Task:
Check each line of the data below for the word "Knotenpunkte", then extract the ones that have it.

Supplied data:

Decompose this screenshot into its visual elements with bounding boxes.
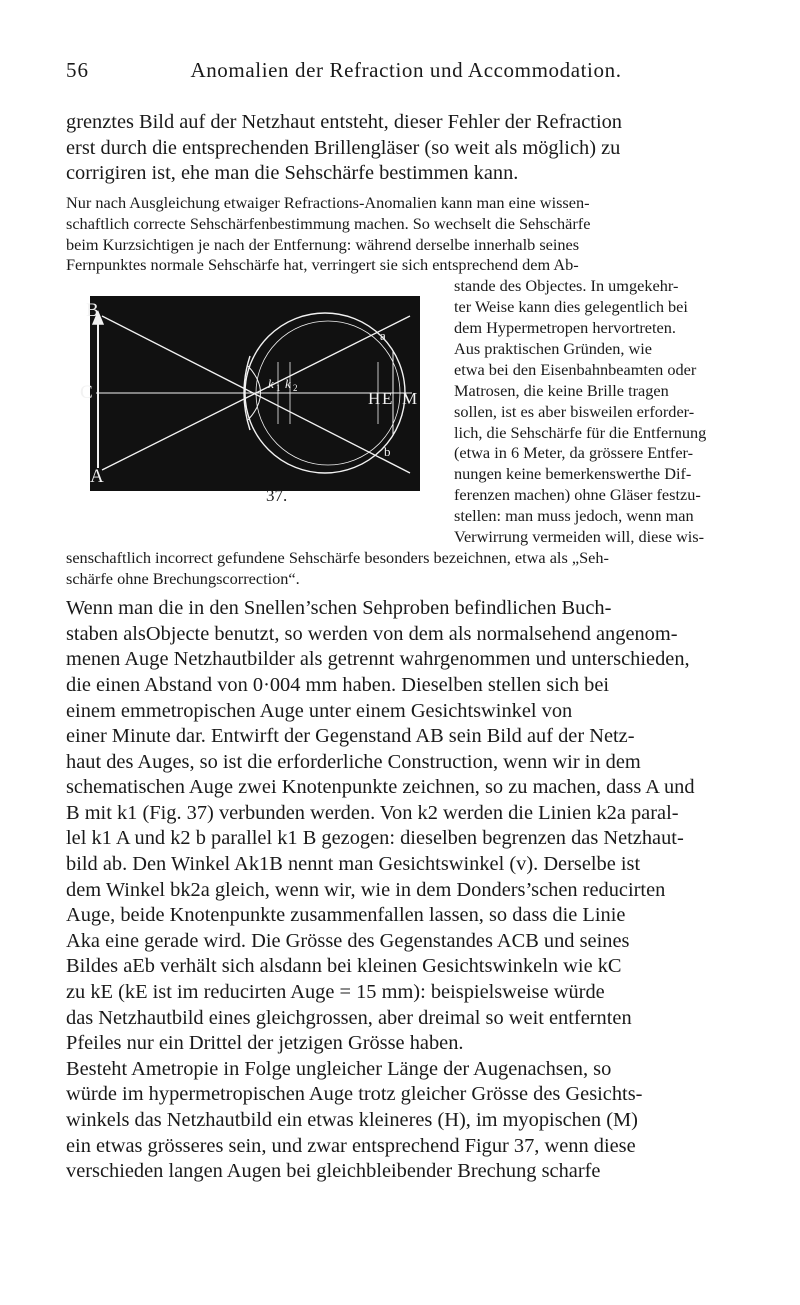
- text-line: Besteht Ametropie in Folge ungleicher Länge der Augenachsen, so: [66, 1057, 612, 1080]
- figure-block: [66, 276, 746, 548]
- note-line: ter Weise kann dies gelegentlich bei: [454, 297, 688, 317]
- svg-text:k: k: [285, 376, 291, 392]
- svg-text:H: H: [368, 389, 381, 409]
- text-line: ein etwas grösseres sein, und zwar entsprechend Figur 37, wenn diese: [66, 1134, 636, 1157]
- note-line: sollen, ist es aber bisweilen erforder-: [454, 401, 695, 421]
- text-line: Bildes aEb verhält sich alsdann bei kleinen Gesichtswinkeln wie kC: [66, 955, 622, 978]
- text-line: haut des Auges, so ist die erforderliche Construction, wenn wir in dem: [66, 750, 641, 773]
- text-line: das Netzhautbild eines gleichgrossen, aber dreimal so weit entfernten: [66, 1006, 632, 1029]
- svg-text:b: b: [384, 444, 391, 460]
- text-line: Aka eine gerade wird. Die Grösse des Gegenstandes ACB und seines: [66, 929, 630, 952]
- text-line: staben alsObjecte benutzt, so werden von dem als normalsehend angenom-: [66, 622, 678, 645]
- note-line: stellen: man muss jedoch, wenn man: [454, 506, 694, 526]
- text-line: zu kE (kE ist im reducirten Auge = 15 mm): beispielsweise würde: [66, 981, 605, 1004]
- svg-text:2: 2: [293, 383, 298, 394]
- text-line: lel k1 A und k2 b parallel k1 B gezogen: dieselben begrenzen das Netzhaut-: [66, 827, 684, 850]
- running-title: Anomalien der Refraction und Accommodation.: [190, 58, 622, 82]
- text-line: winkels das Netzhautbild ein etwas kleineres (H), im myopischen (M): [66, 1109, 638, 1131]
- figure-37: [80, 296, 420, 491]
- note-line: senschaftlich incorrect gefundene Sehschärfe besonders bezeichnen, etwa als „Seh-: [66, 548, 609, 568]
- text-line: die einen Abstand von 0·004 mm haben. Dieselben stellen sich bei: [66, 673, 610, 696]
- note-line: etwa bei den Eisenbahnbeamten oder: [454, 359, 697, 379]
- label-A: A: [90, 466, 104, 488]
- note-right-column: [454, 276, 746, 548]
- figure-caption: 37.: [266, 486, 288, 506]
- paragraph-snellen: [66, 596, 746, 1057]
- text-line: grenztes Bild auf der Netzhaut entsteht, dieser Fehler der Refraction: [66, 111, 622, 133]
- small-print-note: [66, 193, 746, 590]
- text-line: menen Auge Netzhautbilder als getrennt wahrgenommen und unterschieden,: [66, 648, 690, 671]
- note-line: Fernpunktes normale Sehschärfe hat, verringert sie sich entsprechend dem Ab-: [66, 255, 579, 275]
- note-line: nungen keine bemerkenswerthe Dif-: [454, 464, 692, 484]
- note-line: lich, die Sehschärfe für die Entfernung: [454, 422, 707, 442]
- text-line: dem Winkel bk2a gleich, wenn wir, wie in dem Donders’schen reducirten: [66, 878, 666, 901]
- eye-diagram: [80, 296, 420, 491]
- label-B: B: [86, 300, 99, 322]
- note-line: schaftlich correcte Sehschärfenbestimmung machen. So wechselt die Sehschärfe: [66, 213, 591, 233]
- text-line: würde im hypermetropischen Auge trotz gleicher Grösse des Gesichts-: [66, 1083, 643, 1106]
- text-line: B mit k1 (Fig. 37) verbunden werden. Von k2 werden die Linien k2a paral-: [66, 801, 679, 824]
- note-line: schärfe ohne Brechungscorrection“.: [66, 569, 300, 589]
- note-line: Aus praktischen Gründen, wie: [454, 339, 653, 359]
- note-line: stande des Objectes. In umgekehr-: [454, 276, 679, 296]
- svg-text:1: 1: [276, 383, 281, 394]
- page-header: [66, 58, 746, 88]
- page-body: [66, 110, 746, 1185]
- note-line: Matrosen, die keine Brille tragen: [454, 380, 669, 400]
- text-line: einem emmetropischen Auge unter einem Gesichtswinkel von: [66, 699, 573, 722]
- svg-text:k: k: [268, 376, 274, 392]
- text-line: corrigiren ist, ehe man die Sehschärfe bestimmen kann.: [66, 162, 519, 185]
- svg-text:a: a: [380, 328, 386, 344]
- text-line: Wenn man die in den Snellen’schen Sehproben befindlichen Buch-: [66, 597, 612, 620]
- label-C: C: [80, 382, 93, 404]
- note-line: dem Hypermetropen hervortreten.: [454, 318, 676, 338]
- text-line: einer Minute dar. Entwirft der Gegenstand AB sein Bild auf der Netz-: [66, 725, 635, 748]
- text-line: erst durch die entsprechenden Brillengläser (so weit als möglich) zu: [66, 136, 621, 159]
- page-number: 56: [66, 58, 89, 82]
- svg-text:M: M: [402, 389, 418, 409]
- paragraph-intro: [66, 110, 746, 187]
- note-line: (etwa in 6 Meter, da grössere Entfer-: [454, 443, 694, 463]
- note-line: ferenzen machen) ohne Gläser festzu-: [454, 485, 701, 505]
- note-line: Verwirrung vermeiden will, diese wis-: [454, 527, 705, 547]
- text-line: verschieden langen Augen bei gleichbleibender Brechung scharfe: [66, 1160, 601, 1183]
- text-line: Auge, beide Knotenpunkte zusammenfallen lassen, so dass die Linie: [66, 904, 626, 927]
- note-line: beim Kurzsichtigen je nach der Entfernung: während derselbe innerhalb seines: [66, 234, 580, 254]
- paragraph-ametropia: [66, 1057, 746, 1185]
- svg-text:E: E: [382, 389, 393, 409]
- note-line: Nur nach Ausgleichung etwaiger Refractions-Anomalien kann man eine wissen-: [66, 192, 590, 212]
- text-line: Pfeiles nur ein Drittel der jetzigen Grösse haben.: [66, 1032, 464, 1055]
- text-line: bild ab. Den Winkel Ak1B nennt man Gesichtswinkel (v). Derselbe ist: [66, 853, 641, 876]
- text-line: schematischen Auge zwei Knotenpunkte zeichnen, so zu machen, dass A und: [66, 776, 695, 799]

Exercise response:
- text-line: Auge, beide Knotenpunkte zusammenfallen lassen, so dass die Linie: [66, 904, 626, 927]
- text-line: schematischen Auge zwei Knotenpunkte zeichnen, so zu machen, dass A und: [66, 776, 695, 799]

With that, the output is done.